### Stated problem
Examine the records and identify each line that includes the string "tamen". Copy those lines.

### Data entries

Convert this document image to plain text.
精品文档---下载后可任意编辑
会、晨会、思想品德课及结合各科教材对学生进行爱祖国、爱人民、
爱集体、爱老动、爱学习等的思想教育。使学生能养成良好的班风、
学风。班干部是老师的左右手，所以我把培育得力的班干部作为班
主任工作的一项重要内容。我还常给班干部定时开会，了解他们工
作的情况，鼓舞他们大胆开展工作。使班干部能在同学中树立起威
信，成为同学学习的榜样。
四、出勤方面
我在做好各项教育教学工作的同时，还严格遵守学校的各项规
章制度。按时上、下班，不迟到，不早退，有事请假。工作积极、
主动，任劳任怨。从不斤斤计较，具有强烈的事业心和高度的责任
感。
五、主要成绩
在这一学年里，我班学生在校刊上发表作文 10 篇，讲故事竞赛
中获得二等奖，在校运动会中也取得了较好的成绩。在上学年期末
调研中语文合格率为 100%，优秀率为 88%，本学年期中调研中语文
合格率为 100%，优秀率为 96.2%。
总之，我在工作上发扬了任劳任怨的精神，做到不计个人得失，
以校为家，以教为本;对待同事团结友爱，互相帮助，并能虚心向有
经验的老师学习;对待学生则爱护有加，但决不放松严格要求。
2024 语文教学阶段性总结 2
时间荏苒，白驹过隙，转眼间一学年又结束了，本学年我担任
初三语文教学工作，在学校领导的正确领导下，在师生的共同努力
* * *
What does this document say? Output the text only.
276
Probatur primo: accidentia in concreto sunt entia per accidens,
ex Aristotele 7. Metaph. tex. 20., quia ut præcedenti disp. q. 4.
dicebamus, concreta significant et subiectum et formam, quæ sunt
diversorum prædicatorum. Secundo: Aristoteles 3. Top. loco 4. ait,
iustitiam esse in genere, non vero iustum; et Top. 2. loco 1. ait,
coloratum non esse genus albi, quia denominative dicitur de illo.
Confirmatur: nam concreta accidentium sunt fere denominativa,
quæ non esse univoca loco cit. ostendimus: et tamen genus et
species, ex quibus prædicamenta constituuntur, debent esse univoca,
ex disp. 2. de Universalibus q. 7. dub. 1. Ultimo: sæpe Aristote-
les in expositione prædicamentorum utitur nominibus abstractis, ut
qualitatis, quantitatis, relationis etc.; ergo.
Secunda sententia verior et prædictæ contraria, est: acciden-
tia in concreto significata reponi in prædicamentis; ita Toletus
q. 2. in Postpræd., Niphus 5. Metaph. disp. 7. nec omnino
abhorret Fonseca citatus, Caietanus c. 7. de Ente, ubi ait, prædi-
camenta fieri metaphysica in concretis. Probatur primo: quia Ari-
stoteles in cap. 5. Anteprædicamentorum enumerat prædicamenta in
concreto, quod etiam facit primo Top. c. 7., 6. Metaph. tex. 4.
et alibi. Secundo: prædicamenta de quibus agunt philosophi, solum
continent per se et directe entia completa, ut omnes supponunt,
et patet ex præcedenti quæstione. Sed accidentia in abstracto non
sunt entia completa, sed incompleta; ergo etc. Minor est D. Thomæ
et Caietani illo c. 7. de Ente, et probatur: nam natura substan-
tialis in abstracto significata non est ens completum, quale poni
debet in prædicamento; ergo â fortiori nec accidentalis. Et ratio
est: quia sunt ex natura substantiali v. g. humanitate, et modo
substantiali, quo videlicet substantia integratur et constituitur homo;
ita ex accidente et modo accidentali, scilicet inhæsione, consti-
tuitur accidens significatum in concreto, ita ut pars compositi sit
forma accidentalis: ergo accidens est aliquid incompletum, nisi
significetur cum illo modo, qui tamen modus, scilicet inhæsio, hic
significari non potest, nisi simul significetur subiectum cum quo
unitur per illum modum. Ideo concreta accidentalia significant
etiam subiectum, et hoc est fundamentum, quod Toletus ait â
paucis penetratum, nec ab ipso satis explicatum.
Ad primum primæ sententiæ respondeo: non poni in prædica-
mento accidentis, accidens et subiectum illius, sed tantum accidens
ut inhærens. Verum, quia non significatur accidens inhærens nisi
--
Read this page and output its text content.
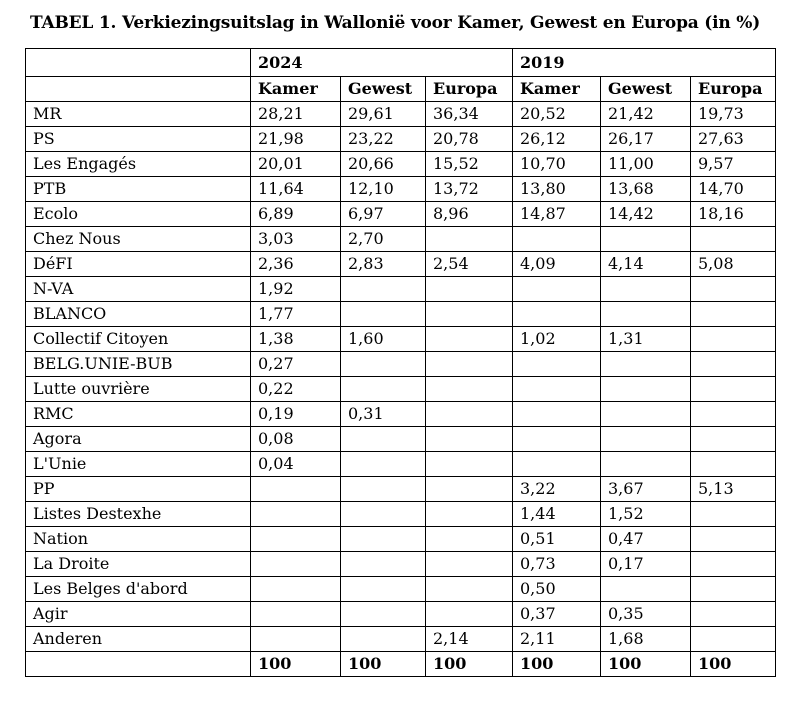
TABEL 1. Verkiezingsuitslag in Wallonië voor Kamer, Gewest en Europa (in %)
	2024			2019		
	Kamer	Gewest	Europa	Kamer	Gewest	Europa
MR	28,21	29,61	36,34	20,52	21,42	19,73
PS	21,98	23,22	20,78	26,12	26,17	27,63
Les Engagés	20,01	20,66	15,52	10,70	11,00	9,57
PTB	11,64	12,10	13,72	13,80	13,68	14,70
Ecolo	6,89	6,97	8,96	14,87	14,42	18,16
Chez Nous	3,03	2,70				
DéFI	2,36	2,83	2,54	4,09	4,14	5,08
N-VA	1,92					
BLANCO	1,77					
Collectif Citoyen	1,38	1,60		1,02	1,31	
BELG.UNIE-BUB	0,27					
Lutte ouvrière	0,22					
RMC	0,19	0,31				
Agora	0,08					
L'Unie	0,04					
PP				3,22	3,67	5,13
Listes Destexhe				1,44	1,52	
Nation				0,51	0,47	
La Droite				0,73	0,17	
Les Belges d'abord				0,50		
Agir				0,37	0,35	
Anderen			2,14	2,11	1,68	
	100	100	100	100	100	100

### Result of the exercise
quæ non esse univoca loco cit. ostendimus: et tamen genus et
significetur cum illo modo, qui tamen modus, scilicet inhæsio, hic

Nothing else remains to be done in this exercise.